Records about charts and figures
····················

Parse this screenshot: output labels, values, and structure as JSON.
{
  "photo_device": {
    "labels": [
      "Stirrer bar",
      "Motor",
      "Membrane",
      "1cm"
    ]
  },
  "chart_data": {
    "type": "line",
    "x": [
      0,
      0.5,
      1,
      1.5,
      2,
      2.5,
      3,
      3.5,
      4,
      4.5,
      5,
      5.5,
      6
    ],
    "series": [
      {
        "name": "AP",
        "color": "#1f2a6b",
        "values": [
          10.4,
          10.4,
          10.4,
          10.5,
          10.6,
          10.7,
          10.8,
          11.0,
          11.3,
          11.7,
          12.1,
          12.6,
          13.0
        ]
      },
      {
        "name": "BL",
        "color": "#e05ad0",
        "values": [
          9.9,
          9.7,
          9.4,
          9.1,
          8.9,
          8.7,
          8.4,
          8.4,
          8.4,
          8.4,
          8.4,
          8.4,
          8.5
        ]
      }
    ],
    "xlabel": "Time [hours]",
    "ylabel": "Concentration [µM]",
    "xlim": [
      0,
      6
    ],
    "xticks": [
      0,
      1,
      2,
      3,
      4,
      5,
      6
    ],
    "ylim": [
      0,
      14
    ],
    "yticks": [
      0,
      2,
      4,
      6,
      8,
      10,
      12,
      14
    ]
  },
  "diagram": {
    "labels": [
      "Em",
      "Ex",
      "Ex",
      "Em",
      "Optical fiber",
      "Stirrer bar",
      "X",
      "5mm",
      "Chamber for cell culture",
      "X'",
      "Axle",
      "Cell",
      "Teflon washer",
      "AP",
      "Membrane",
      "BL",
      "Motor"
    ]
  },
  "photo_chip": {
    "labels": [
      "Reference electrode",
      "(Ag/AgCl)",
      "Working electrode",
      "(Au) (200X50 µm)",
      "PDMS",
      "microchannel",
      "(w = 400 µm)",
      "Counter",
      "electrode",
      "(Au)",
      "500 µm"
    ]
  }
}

····················

## TASK DESCRIPTION
Print the records above exactly as they appear.

## CORRECT RESULT
Parse this screenshot: output labels, values, and structure as JSON.
{
  "photo_device": {
    "labels": [
      "Stirrer bar",
      "Motor",
      "Membrane",
      "1cm"
    ]
  },
  "chart_data": {
    "type": "line",
    "x": [
      0,
      0.5,
      1,
      1.5,
      2,
      2.5,
      3,
      3.5,
      4,
      4.5,
      5,
      5.5,
      6
    ],
    "series": [
      {
        "name": "AP",
        "color": "#1f2a6b",
        "values": [
          10.4,
          10.4,
          10.4,
          10.5,
          10.6,
          10.7,
          10.8,
          11.0,
          11.3,
          11.7,
          12.1,
          12.6,
          13.0
        ]
      },
      {
        "name": "BL",
        "color": "#e05ad0",
        "values": [
          9.9,
          9.7,
          9.4,
          9.1,
          8.9,
          8.7,
          8.4,
          8.4,
          8.4,
          8.4,
          8.4,
          8.4,
          8.5
        ]
      }
    ],
    "xlabel": "Time [hours]",
    "ylabel": "Concentration [µM]",
    "xlim": [
      0,
      6
    ],
    "xticks": [
      0,
      1,
      2,
      3,
      4,
      5,
      6
    ],
    "ylim": [
      0,
      14
    ],
    "yticks": [
      0,
      2,
      4,
      6,
      8,
      10,
      12,
      14
    ]
  },
  "diagram": {
    "labels": [
      "Em",
      "Ex",
      "Ex",
      "Em",
      "Optical fiber",
      "Stirrer bar",
      "X",
      "5mm",
      "Chamber for cell culture",
      "X'",
      "Axle",
      "Cell",
      "Teflon washer",
      "AP",
      "Membrane",
      "BL",
      "Motor"
    ]
  },
  "photo_chip": {
    "labels": [
      "Reference electrode",
      "(Ag/AgCl)",
      "Working electrode",
      "(Au) (200X50 µm)",
      "PDMS",
      "microchannel",
      "(w = 400 µm)",
      "Counter",
      "electrode",
      "(Au)",
      "500 µm"
    ]
  }
}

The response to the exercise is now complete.